--- GIVEN TASK ---
Copy all of the records below verbatim.

━━ RECORDS FOR THE TASK ━━

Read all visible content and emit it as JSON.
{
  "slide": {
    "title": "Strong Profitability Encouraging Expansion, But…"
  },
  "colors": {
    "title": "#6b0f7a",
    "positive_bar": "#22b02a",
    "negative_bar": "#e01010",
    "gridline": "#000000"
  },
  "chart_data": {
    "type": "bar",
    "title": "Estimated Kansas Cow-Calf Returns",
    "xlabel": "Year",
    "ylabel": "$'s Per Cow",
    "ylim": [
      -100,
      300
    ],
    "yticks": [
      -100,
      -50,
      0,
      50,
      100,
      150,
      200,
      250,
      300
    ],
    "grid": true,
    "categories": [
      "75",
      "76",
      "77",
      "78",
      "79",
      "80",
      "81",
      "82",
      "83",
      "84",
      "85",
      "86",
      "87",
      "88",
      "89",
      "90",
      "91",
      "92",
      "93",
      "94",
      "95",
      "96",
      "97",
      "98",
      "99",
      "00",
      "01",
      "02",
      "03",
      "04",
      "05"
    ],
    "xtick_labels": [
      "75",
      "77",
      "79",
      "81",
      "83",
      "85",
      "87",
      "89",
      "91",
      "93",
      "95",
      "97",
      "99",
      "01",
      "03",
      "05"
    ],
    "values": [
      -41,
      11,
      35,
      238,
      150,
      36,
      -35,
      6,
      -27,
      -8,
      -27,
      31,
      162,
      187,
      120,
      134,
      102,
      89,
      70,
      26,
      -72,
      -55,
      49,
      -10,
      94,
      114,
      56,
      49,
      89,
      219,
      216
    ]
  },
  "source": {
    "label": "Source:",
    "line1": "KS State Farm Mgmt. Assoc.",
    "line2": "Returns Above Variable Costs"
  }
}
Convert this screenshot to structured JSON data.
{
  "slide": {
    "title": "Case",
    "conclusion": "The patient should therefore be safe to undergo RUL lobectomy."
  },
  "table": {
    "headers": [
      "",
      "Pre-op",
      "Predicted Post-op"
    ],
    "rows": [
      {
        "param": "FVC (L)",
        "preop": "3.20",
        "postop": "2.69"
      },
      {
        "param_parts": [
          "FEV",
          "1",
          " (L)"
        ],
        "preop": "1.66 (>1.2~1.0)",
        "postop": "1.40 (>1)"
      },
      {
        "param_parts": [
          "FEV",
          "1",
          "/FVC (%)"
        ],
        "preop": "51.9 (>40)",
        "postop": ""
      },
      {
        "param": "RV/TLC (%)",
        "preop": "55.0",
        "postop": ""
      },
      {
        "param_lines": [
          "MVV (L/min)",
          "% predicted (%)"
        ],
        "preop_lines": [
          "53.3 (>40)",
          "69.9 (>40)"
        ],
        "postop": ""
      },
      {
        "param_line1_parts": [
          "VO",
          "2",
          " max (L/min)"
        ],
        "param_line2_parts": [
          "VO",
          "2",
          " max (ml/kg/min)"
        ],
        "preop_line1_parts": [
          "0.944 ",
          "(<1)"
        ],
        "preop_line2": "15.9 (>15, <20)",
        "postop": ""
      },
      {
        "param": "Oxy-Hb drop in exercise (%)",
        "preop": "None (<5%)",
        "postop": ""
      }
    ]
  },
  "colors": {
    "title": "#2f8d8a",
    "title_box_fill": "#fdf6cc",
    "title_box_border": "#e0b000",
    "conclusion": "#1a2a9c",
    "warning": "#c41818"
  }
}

━━━

--- TASK RESULT ---
Read all visible content and emit it as JSON.
{
  "slide": {
    "title": "Strong Profitability Encouraging Expansion, But…"
  },
  "colors": {
    "title": "#6b0f7a",
    "positive_bar": "#22b02a",
    "negative_bar": "#e01010",
    "gridline": "#000000"
  },
  "chart_data": {
    "type": "bar",
    "title": "Estimated Kansas Cow-Calf Returns",
    "xlabel": "Year",
    "ylabel": "$'s Per Cow",
    "ylim": [
      -100,
      300
    ],
    "yticks": [
      -100,
      -50,
      0,
      50,
      100,
      150,
      200,
      250,
      300
    ],
    "grid": true,
    "categories": [
      "75",
      "76",
      "77",
      "78",
      "79",
      "80",
      "81",
      "82",
      "83",
      "84",
      "85",
      "86",
      "87",
      "88",
      "89",
      "90",
      "91",
      "92",
      "93",
      "94",
      "95",
      "96",
      "97",
      "98",
      "99",
      "00",
      "01",
      "02",
      "03",
      "04",
      "05"
    ],
    "xtick_labels": [
      "75",
      "77",
      "79",
      "81",
      "83",
      "85",
      "87",
      "89",
      "91",
      "93",
      "95",
      "97",
      "99",
      "01",
      "03",
      "05"
    ],
    "values": [
      -41,
      11,
      35,
      238,
      150,
      36,
      -35,
      6,
      -27,
      -8,
      -27,
      31,
      162,
      187,
      120,
      134,
      102,
      89,
      70,
      26,
      -72,
      -55,
      49,
      -10,
      94,
      114,
      56,
      49,
      89,
      219,
      216
    ]
  },
  "source": {
    "label": "Source:",
    "line1": "KS State Farm Mgmt. Assoc.",
    "line2": "Returns Above Variable Costs"
  }
}
Convert this screenshot to structured JSON data.
{
  "slide": {
    "title": "Case",
    "conclusion": "The patient should therefore be safe to undergo RUL lobectomy."
  },
  "table": {
    "headers": [
      "",
      "Pre-op",
      "Predicted Post-op"
    ],
    "rows": [
      {
        "param": "FVC (L)",
        "preop": "3.20",
        "postop": "2.69"
      },
      {
        "param_parts": [
          "FEV",
          "1",
          " (L)"
        ],
        "preop": "1.66 (>1.2~1.0)",
        "postop": "1.40 (>1)"
      },
      {
        "param_parts": [
          "FEV",
          "1",
          "/FVC (%)"
        ],
        "preop": "51.9 (>40)",
        "postop": ""
      },
      {
        "param": "RV/TLC (%)",
        "preop": "55.0",
        "postop": ""
      },
      {
        "param_lines": [
          "MVV (L/min)",
          "% predicted (%)"
        ],
        "preop_lines": [
          "53.3 (>40)",
          "69.9 (>40)"
        ],
        "postop": ""
      },
      {
        "param_line1_parts": [
          "VO",
          "2",
          " max (L/min)"
        ],
        "param_line2_parts": [
          "VO",
          "2",
          " max (ml/kg/min)"
        ],
        "preop_line1_parts": [
          "0.944 ",
          "(<1)"
        ],
        "preop_line2": "15.9 (>15, <20)",
        "postop": ""
      },
      {
        "param": "Oxy-Hb drop in exercise (%)",
        "preop": "None (<5%)",
        "postop": ""
      }
    ]
  },
  "colors": {
    "title": "#2f8d8a",
    "title_box_fill": "#fdf6cc",
    "title_box_border": "#e0b000",
    "conclusion": "#1a2a9c",
    "warning": "#c41818"
  }
}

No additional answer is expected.